OBJECTIVE:
Copy each line that holds "than".

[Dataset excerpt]
------------

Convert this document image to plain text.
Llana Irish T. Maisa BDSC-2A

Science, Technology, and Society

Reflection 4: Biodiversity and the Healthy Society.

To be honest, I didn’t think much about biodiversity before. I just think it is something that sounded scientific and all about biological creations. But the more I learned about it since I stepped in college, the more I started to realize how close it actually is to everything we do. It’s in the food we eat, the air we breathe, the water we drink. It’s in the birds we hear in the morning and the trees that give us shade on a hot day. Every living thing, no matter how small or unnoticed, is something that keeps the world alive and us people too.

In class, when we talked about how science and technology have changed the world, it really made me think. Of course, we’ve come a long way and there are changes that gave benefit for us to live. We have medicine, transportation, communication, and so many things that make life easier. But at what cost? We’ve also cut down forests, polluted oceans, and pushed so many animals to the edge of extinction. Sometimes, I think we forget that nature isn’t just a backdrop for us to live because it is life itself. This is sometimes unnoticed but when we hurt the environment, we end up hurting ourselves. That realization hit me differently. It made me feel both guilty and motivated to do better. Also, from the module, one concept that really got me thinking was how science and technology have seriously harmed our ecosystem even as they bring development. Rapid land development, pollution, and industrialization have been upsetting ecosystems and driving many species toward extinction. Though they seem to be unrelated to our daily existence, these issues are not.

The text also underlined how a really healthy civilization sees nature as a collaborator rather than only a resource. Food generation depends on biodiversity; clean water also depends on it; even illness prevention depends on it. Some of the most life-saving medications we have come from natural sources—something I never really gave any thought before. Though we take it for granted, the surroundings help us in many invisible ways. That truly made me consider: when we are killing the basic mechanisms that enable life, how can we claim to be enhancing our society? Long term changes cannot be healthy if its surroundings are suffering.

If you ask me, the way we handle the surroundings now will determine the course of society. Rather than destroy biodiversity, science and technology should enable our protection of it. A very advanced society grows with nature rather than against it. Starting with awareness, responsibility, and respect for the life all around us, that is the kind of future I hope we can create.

------------

CORRECT RESPONSE:
The text also underlined how a really healthy civilization sees nature as a collaborator rather than only a resource. Food generation depends on biodiversity; clean water also depends on it; even illness prevention depends on it. Some of the most life-saving medications we have come from natural sources—something I never really gave any thought before. Though we take it for granted, the surroundings help us in many invisible ways. That truly made me consider: when we are killing the basic mechanisms that enable life, how can we claim to be enhancing our society? Long term changes cannot be healthy if its surroundings are suffering.
If you ask me, the way we handle the surroundings now will determine the course of society. Rather than destroy biodiversity, science and technology should enable our protection of it. A very advanced society grows with nature rather than against it. Starting with awareness, responsibility, and respect for the life all around us, that is the kind of future I hope we can create.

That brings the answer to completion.